• _Working data_:

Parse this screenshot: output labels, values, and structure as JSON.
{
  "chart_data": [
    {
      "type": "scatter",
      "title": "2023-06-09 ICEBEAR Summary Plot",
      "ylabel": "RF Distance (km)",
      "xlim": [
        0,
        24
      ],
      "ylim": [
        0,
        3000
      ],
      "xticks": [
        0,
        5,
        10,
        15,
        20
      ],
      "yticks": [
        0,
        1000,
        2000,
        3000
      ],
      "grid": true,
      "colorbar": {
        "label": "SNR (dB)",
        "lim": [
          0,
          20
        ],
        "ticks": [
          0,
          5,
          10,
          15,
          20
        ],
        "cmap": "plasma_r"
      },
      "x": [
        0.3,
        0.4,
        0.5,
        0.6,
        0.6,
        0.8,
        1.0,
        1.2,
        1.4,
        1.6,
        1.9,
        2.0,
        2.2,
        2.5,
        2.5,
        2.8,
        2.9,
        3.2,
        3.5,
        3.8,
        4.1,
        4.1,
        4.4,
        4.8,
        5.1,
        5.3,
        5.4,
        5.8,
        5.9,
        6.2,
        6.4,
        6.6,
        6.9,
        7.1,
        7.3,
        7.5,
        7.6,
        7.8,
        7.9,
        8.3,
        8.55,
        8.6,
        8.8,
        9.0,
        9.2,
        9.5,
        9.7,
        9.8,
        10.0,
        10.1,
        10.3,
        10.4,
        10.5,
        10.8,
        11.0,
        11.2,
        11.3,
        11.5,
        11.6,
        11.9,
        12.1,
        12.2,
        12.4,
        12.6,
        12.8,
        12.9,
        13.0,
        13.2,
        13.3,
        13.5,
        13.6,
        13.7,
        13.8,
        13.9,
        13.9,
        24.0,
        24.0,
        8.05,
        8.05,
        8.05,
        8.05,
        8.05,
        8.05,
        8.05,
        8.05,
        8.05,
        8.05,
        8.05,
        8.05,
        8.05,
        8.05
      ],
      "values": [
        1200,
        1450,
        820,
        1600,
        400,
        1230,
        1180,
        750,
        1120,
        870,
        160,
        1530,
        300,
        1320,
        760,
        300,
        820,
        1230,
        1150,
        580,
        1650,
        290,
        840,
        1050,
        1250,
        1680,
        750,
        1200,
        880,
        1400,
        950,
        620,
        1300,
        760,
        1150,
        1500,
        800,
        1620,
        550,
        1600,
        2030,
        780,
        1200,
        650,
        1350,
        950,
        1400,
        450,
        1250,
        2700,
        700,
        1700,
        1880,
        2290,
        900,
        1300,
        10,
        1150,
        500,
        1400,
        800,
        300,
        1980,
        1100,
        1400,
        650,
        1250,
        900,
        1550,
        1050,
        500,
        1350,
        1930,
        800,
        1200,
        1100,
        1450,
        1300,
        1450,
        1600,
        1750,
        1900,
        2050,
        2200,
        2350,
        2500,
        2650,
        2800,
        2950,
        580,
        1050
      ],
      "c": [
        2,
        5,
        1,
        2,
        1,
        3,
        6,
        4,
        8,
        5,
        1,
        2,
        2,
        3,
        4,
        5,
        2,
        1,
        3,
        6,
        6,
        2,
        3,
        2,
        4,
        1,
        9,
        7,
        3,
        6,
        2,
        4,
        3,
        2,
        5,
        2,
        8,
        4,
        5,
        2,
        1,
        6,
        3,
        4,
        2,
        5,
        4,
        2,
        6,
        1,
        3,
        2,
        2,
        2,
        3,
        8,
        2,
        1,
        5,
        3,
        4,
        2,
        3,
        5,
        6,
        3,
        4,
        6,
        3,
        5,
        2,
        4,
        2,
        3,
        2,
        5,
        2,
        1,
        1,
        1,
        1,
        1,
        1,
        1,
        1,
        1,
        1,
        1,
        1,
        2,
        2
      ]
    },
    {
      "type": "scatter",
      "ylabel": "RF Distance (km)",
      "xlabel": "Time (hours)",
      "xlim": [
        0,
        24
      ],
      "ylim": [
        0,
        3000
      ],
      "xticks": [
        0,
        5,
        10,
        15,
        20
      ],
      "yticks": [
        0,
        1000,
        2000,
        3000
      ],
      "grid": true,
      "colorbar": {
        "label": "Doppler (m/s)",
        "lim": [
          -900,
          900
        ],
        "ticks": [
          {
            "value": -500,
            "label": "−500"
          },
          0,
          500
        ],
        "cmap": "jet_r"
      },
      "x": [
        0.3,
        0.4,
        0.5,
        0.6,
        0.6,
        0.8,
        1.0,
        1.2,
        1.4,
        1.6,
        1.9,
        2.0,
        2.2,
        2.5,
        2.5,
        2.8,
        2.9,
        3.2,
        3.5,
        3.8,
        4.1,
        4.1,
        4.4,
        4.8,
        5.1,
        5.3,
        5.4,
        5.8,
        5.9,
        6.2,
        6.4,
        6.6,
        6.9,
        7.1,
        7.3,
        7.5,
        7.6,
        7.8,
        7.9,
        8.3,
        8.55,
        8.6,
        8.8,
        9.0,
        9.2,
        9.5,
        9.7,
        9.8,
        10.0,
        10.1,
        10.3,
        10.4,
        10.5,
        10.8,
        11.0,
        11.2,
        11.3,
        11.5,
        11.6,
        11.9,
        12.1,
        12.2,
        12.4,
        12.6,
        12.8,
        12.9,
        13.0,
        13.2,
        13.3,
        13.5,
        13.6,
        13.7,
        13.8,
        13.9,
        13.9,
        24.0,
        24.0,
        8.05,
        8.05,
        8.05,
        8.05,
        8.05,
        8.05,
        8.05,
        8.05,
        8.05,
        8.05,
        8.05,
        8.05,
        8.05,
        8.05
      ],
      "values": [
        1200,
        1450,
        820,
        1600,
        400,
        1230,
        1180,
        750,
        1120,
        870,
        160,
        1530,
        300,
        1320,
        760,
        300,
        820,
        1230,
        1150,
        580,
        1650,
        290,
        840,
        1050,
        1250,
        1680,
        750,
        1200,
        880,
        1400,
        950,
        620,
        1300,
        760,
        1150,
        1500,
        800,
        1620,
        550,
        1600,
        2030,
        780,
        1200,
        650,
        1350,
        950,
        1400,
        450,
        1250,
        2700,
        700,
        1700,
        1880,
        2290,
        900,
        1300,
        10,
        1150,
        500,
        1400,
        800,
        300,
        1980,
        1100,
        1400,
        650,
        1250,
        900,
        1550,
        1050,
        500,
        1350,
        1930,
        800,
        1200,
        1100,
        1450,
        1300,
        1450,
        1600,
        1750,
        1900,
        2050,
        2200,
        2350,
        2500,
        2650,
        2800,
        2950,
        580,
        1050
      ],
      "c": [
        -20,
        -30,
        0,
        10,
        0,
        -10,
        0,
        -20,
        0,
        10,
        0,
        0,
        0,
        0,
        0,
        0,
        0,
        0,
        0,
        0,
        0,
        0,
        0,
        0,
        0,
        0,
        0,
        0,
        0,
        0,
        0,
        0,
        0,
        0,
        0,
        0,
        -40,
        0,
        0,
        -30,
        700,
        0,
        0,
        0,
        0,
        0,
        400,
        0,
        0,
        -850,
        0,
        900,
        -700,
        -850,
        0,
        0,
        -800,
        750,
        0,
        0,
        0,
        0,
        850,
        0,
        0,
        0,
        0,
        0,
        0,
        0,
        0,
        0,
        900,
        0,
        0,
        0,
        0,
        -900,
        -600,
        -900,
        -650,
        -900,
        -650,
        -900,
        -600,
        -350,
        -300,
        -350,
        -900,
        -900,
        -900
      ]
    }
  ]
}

• _The request_: The listing above should be transcribed in full, exactly as written.

• _Expected answer_:
Parse this screenshot: output labels, values, and structure as JSON.
{
  "chart_data": [
    {
      "type": "scatter",
      "title": "2023-06-09 ICEBEAR Summary Plot",
      "ylabel": "RF Distance (km)",
      "xlim": [
        0,
        24
      ],
      "ylim": [
        0,
        3000
      ],
      "xticks": [
        0,
        5,
        10,
        15,
        20
      ],
      "yticks": [
        0,
        1000,
        2000,
        3000
      ],
      "grid": true,
      "colorbar": {
        "label": "SNR (dB)",
        "lim": [
          0,
          20
        ],
        "ticks": [
          0,
          5,
          10,
          15,
          20
        ],
        "cmap": "plasma_r"
      },
      "x": [
        0.3,
        0.4,
        0.5,
        0.6,
        0.6,
        0.8,
        1.0,
        1.2,
        1.4,
        1.6,
        1.9,
        2.0,
        2.2,
        2.5,
        2.5,
        2.8,
        2.9,
        3.2,
        3.5,
        3.8,
        4.1,
        4.1,
        4.4,
        4.8,
        5.1,
        5.3,
        5.4,
        5.8,
        5.9,
        6.2,
        6.4,
        6.6,
        6.9,
        7.1,
        7.3,
        7.5,
        7.6,
        7.8,
        7.9,
        8.3,
        8.55,
        8.6,
        8.8,
        9.0,
        9.2,
        9.5,
        9.7,
        9.8,
        10.0,
        10.1,
        10.3,
        10.4,
        10.5,
        10.8,
        11.0,
        11.2,
        11.3,
        11.5,
        11.6,
        11.9,
        12.1,
        12.2,
        12.4,
        12.6,
        12.8,
        12.9,
        13.0,
        13.2,
        13.3,
        13.5,
        13.6,
        13.7,
        13.8,
        13.9,
        13.9,
        24.0,
        24.0,
        8.05,
        8.05,
        8.05,
        8.05,
        8.05,
        8.05,
        8.05,
        8.05,
        8.05,
        8.05,
        8.05,
        8.05,
        8.05,
        8.05
      ],
      "values": [
        1200,
        1450,
        820,
        1600,
        400,
        1230,
        1180,
        750,
        1120,
        870,
        160,
        1530,
        300,
        1320,
        760,
        300,
        820,
        1230,
        1150,
        580,
        1650,
        290,
        840,
        1050,
        1250,
        1680,
        750,
        1200,
        880,
        1400,
        950,
        620,
        1300,
        760,
        1150,
        1500,
        800,
        1620,
        550,
        1600,
        2030,
        780,
        1200,
        650,
        1350,
        950,
        1400,
        450,
        1250,
        2700,
        700,
        1700,
        1880,
        2290,
        900,
        1300,
        10,
        1150,
        500,
        1400,
        800,
        300,
        1980,
        1100,
        1400,
        650,
        1250,
        900,
        1550,
        1050,
        500,
        1350,
        1930,
        800,
        1200,
        1100,
        1450,
        1300,
        1450,
        1600,
        1750,
        1900,
        2050,
        2200,
        2350,
        2500,
        2650,
        2800,
        2950,
        580,
        1050
      ],
      "c": [
        2,
        5,
        1,
        2,
        1,
        3,
        6,
        4,
        8,
        5,
        1,
        2,
        2,
        3,
        4,
        5,
        2,
        1,
        3,
        6,
        6,
        2,
        3,
        2,
        4,
        1,
        9,
        7,
        3,
        6,
        2,
        4,
        3,
        2,
        5,
        2,
        8,
        4,
        5,
        2,
        1,
        6,
        3,
        4,
        2,
        5,
        4,
        2,
        6,
        1,
        3,
        2,
        2,
        2,
        3,
        8,
        2,
        1,
        5,
        3,
        4,
        2,
        3,
        5,
        6,
        3,
        4,
        6,
        3,
        5,
        2,
        4,
        2,
        3,
        2,
        5,
        2,
        1,
        1,
        1,
        1,
        1,
        1,
        1,
        1,
        1,
        1,
        1,
        1,
        2,
        2
      ]
    },
    {
      "type": "scatter",
      "ylabel": "RF Distance (km)",
      "xlabel": "Time (hours)",
      "xlim": [
        0,
        24
      ],
      "ylim": [
        0,
        3000
      ],
      "xticks": [
        0,
        5,
        10,
        15,
        20
      ],
      "yticks": [
        0,
        1000,
        2000,
        3000
      ],
      "grid": true,
      "colorbar": {
        "label": "Doppler (m/s)",
        "lim": [
          -900,
          900
        ],
        "ticks": [
          {
            "value": -500,
            "label": "−500"
          },
          0,
          500
        ],
        "cmap": "jet_r"
      },
      "x": [
        0.3,
        0.4,
        0.5,
        0.6,
        0.6,
        0.8,
        1.0,
        1.2,
        1.4,
        1.6,
        1.9,
        2.0,
        2.2,
        2.5,
        2.5,
        2.8,
        2.9,
        3.2,
        3.5,
        3.8,
        4.1,
        4.1,
        4.4,
        4.8,
        5.1,
        5.3,
        5.4,
        5.8,
        5.9,
        6.2,
        6.4,
        6.6,
        6.9,
        7.1,
        7.3,
        7.5,
        7.6,
        7.8,
        7.9,
        8.3,
        8.55,
        8.6,
        8.8,
        9.0,
        9.2,
        9.5,
        9.7,
        9.8,
        10.0,
        10.1,
        10.3,
        10.4,
        10.5,
        10.8,
        11.0,
        11.2,
        11.3,
        11.5,
        11.6,
        11.9,
        12.1,
        12.2,
        12.4,
        12.6,
        12.8,
        12.9,
        13.0,
        13.2,
        13.3,
        13.5,
        13.6,
        13.7,
        13.8,
        13.9,
        13.9,
        24.0,
        24.0,
        8.05,
        8.05,
        8.05,
        8.05,
        8.05,
        8.05,
        8.05,
        8.05,
        8.05,
        8.05,
        8.05,
        8.05,
        8.05,
        8.05
      ],
      "values": [
        1200,
        1450,
        820,
        1600,
        400,
        1230,
        1180,
        750,
        1120,
        870,
        160,
        1530,
        300,
        1320,
        760,
        300,
        820,
        1230,
        1150,
        580,
        1650,
        290,
        840,
        1050,
        1250,
        1680,
        750,
        1200,
        880,
        1400,
        950,
        620,
        1300,
        760,
        1150,
        1500,
        800,
        1620,
        550,
        1600,
        2030,
        780,
        1200,
        650,
        1350,
        950,
        1400,
        450,
        1250,
        2700,
        700,
        1700,
        1880,
        2290,
        900,
        1300,
        10,
        1150,
        500,
        1400,
        800,
        300,
        1980,
        1100,
        1400,
        650,
        1250,
        900,
        1550,
        1050,
        500,
        1350,
        1930,
        800,
        1200,
        1100,
        1450,
        1300,
        1450,
        1600,
        1750,
        1900,
        2050,
        2200,
        2350,
        2500,
        2650,
        2800,
        2950,
        580,
        1050
      ],
      "c": [
        -20,
        -30,
        0,
        10,
        0,
        -10,
        0,
        -20,
        0,
        10,
        0,
        0,
        0,
        0,
        0,
        0,
        0,
        0,
        0,
        0,
        0,
        0,
        0,
        0,
        0,
        0,
        0,
        0,
        0,
        0,
        0,
        0,
        0,
        0,
        0,
        0,
        -40,
        0,
        0,
        -30,
        700,
        0,
        0,
        0,
        0,
        0,
        400,
        0,
        0,
        -850,
        0,
        900,
        -700,
        -850,
        0,
        0,
        -800,
        750,
        0,
        0,
        0,
        0,
        850,
        0,
        0,
        0,
        0,
        0,
        0,
        0,
        0,
        0,
        900,
        0,
        0,
        0,
        0,
        -900,
        -600,
        -900,
        -650,
        -900,
        -650,
        -900,
        -600,
        -350,
        -300,
        -350,
        -900,
        -900,
        -900
      ]
    }
  ]
}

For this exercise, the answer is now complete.